Items from a dataset:

◇ ◇ ◇ ◇ ◇ ◇ ◇

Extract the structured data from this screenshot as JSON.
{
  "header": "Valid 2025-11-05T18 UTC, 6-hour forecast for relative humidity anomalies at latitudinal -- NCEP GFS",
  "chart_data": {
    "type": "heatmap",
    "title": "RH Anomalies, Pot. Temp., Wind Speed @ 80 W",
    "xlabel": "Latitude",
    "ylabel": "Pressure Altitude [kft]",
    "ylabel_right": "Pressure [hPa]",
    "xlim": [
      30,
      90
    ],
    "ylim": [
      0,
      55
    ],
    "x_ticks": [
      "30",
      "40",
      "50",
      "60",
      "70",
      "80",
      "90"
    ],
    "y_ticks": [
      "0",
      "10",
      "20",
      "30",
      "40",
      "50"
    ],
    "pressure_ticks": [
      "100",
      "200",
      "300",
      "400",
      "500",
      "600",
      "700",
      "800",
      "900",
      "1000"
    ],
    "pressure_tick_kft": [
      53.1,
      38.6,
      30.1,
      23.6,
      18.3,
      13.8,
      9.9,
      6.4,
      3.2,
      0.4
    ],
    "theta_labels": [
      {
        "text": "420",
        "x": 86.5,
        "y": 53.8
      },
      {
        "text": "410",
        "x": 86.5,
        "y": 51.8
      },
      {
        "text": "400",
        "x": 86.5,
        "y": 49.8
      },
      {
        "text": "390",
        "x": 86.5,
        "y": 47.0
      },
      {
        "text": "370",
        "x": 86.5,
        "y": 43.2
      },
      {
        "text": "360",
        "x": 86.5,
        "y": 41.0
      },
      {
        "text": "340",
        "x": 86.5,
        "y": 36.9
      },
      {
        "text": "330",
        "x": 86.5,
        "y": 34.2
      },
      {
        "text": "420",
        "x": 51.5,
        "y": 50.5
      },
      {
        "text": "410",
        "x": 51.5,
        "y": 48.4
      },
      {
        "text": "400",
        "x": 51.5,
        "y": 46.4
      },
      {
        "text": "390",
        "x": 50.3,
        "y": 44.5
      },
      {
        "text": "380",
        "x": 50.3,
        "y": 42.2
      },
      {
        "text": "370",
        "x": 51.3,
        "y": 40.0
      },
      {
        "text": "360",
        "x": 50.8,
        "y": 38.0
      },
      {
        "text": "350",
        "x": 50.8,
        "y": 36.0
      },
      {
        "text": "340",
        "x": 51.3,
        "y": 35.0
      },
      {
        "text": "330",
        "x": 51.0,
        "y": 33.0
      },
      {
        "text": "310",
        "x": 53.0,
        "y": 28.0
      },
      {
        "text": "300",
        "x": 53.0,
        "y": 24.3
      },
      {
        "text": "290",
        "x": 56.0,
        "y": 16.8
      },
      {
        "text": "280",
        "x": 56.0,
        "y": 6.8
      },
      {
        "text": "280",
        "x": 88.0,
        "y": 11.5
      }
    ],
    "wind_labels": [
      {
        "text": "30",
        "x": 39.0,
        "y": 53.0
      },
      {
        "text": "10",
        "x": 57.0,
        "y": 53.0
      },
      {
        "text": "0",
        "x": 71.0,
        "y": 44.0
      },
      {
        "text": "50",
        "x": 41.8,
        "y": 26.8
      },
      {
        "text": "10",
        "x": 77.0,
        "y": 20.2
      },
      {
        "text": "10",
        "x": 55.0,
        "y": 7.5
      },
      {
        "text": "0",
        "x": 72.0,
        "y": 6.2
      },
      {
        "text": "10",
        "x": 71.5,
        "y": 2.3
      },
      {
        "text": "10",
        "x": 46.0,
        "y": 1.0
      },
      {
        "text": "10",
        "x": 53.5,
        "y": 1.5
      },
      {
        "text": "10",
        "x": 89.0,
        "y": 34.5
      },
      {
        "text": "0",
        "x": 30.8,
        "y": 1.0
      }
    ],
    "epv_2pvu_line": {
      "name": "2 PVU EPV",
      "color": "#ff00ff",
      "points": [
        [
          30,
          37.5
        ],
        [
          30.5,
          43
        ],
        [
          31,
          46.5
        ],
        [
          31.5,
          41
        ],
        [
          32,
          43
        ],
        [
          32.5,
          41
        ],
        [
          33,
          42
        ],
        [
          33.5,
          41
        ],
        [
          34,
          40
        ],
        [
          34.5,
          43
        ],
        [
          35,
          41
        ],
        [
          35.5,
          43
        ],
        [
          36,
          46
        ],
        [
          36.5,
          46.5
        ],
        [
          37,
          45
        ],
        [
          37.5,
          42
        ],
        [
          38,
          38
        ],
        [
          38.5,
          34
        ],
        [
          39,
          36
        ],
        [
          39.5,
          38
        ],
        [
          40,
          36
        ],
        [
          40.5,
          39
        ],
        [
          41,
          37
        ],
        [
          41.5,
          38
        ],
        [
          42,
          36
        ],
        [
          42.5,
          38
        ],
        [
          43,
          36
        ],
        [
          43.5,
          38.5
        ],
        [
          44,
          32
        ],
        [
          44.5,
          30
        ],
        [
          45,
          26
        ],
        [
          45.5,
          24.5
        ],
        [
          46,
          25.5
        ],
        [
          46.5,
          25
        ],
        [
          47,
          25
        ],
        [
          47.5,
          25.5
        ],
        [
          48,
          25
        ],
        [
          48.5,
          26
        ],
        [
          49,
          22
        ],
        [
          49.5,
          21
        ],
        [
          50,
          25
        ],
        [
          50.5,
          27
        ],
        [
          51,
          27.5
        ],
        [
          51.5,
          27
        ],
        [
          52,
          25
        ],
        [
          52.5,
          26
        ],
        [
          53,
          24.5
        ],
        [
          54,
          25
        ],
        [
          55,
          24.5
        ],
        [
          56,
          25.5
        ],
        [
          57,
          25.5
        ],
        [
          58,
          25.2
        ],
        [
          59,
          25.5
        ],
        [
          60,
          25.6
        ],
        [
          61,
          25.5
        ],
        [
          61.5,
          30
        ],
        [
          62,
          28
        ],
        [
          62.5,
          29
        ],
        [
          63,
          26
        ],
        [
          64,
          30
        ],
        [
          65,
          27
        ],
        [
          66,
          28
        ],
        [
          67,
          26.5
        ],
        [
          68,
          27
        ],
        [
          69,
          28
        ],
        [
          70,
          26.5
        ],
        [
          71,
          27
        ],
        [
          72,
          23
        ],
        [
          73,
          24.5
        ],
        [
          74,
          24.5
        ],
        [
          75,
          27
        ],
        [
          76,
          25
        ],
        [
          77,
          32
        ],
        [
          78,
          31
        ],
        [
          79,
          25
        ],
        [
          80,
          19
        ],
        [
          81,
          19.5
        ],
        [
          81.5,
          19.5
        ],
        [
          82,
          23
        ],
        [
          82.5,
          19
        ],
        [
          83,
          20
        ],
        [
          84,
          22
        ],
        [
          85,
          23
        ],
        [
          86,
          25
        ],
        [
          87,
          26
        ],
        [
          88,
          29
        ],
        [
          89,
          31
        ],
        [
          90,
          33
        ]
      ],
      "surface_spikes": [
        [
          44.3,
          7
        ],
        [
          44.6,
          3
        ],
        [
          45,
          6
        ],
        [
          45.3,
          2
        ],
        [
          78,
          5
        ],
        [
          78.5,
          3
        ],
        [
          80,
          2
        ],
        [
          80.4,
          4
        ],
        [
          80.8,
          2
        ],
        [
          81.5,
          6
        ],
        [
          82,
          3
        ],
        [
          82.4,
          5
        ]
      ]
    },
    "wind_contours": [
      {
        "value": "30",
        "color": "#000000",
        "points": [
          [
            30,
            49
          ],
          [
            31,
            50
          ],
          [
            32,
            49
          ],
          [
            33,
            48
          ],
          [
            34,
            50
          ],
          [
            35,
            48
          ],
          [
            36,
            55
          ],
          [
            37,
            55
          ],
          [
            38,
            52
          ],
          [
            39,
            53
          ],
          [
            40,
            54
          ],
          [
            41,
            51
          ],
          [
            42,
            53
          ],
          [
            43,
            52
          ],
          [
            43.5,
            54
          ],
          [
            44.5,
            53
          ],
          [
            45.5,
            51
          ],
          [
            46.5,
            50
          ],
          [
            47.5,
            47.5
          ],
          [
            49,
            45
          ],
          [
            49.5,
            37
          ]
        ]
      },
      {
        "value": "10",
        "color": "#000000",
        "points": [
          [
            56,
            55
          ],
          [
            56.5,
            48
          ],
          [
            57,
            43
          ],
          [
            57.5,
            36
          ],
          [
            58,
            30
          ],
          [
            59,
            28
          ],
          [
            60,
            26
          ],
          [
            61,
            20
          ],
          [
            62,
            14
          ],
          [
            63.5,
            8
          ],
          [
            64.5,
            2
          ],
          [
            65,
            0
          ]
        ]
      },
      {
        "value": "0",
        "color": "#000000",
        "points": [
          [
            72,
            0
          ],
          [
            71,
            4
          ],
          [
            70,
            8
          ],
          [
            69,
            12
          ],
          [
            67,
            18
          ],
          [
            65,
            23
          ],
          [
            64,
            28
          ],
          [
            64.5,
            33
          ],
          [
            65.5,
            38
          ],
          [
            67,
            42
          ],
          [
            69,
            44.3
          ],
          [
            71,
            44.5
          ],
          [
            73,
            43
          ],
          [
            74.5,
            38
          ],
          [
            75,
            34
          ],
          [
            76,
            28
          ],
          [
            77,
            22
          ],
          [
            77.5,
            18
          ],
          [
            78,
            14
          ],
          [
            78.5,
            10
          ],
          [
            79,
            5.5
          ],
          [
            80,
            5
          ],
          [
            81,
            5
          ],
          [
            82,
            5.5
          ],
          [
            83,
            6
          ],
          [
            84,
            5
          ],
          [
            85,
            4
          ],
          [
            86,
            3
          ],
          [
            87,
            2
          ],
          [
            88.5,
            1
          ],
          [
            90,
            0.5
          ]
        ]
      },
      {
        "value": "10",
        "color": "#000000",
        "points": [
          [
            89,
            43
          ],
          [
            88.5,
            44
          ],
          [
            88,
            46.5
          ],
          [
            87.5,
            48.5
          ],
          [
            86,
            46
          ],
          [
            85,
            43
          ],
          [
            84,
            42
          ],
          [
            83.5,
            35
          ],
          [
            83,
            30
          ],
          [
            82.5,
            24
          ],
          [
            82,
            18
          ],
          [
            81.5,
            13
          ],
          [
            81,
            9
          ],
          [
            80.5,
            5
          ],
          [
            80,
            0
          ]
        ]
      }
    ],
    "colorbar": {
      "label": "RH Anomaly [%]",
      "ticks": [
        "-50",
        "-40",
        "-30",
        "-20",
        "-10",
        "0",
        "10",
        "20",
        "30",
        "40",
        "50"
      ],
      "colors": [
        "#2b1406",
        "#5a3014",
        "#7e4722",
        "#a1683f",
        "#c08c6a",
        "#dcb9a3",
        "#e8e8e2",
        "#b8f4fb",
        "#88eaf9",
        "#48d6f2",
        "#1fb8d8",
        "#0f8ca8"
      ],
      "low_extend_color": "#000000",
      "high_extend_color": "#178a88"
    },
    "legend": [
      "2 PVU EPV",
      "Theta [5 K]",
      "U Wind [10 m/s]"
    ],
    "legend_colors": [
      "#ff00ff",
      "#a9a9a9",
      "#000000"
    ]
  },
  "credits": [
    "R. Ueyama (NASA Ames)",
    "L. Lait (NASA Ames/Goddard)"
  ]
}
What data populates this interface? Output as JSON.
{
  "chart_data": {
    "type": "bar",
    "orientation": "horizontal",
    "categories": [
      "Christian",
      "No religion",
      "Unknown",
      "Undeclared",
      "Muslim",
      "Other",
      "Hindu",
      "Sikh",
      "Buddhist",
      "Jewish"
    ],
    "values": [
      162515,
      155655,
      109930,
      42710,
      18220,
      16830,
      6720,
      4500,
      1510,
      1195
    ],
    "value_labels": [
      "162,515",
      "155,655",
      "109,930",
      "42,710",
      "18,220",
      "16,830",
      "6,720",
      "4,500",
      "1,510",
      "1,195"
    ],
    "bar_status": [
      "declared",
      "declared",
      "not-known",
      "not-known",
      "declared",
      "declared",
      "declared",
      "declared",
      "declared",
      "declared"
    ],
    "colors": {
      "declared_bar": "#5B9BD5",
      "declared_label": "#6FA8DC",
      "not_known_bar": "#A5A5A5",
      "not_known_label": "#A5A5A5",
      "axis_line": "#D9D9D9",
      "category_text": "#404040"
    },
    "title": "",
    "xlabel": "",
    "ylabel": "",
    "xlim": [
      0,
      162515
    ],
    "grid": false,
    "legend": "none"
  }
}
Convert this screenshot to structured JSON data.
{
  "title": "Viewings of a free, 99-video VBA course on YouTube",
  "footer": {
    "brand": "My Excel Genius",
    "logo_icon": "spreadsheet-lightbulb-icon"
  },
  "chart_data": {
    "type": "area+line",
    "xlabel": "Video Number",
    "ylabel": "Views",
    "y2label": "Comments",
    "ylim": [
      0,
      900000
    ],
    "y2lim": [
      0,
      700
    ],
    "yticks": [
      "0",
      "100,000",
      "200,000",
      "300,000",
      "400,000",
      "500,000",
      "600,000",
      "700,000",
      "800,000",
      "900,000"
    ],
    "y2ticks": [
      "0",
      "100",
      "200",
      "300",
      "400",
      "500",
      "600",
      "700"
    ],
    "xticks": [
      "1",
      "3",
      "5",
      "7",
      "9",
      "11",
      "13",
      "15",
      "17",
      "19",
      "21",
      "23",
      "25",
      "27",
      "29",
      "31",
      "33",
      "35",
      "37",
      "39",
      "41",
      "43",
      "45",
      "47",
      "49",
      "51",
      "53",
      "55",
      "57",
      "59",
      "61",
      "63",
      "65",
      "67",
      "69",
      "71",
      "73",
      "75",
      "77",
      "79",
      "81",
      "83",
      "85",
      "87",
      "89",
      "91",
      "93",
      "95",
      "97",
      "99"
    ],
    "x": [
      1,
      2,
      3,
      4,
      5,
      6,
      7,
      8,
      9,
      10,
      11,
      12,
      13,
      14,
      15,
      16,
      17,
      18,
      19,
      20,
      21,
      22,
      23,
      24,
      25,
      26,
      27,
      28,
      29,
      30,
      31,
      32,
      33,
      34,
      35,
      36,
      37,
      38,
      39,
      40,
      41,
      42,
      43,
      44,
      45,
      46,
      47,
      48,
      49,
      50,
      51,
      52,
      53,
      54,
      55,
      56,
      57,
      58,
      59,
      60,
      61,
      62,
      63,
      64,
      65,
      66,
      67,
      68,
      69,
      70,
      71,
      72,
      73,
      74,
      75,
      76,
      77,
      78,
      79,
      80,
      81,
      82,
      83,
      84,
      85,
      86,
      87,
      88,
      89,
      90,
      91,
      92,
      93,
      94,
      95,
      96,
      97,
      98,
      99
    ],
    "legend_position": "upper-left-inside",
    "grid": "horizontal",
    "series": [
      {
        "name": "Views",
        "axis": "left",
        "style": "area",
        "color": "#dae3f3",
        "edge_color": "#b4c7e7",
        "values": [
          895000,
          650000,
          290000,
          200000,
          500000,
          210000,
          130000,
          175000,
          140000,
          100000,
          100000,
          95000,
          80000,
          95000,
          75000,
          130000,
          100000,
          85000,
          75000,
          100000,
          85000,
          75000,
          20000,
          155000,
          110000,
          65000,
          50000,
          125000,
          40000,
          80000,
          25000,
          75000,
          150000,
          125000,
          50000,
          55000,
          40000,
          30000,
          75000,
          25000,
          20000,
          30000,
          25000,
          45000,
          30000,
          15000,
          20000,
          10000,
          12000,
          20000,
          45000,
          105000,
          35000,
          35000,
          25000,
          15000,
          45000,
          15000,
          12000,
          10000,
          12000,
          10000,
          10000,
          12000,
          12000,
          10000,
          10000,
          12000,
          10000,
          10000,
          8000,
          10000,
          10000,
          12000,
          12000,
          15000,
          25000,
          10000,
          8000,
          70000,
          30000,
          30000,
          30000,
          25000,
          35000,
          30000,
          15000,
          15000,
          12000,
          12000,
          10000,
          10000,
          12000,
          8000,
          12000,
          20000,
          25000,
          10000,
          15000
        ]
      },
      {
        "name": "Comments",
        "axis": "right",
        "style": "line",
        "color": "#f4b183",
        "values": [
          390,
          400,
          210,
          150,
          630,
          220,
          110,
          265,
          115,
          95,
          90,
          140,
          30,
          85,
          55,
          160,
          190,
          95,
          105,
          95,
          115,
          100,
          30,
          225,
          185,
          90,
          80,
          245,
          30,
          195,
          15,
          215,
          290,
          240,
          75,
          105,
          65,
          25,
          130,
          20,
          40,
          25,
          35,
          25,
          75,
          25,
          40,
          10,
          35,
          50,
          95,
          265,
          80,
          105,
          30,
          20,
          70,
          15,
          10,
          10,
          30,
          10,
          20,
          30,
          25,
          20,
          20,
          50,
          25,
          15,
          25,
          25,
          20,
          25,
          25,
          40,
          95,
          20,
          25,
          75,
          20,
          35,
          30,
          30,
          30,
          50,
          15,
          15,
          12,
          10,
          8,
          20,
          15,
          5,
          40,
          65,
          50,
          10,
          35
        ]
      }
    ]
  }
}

◇ ◇ ◇ ◇ ◇ ◇ ◇

» **TO BE DONE**
Among the lines of the records above, count those holding the string "type", and report only the number.

» **ANSWER TO THIS PROBLEM**
3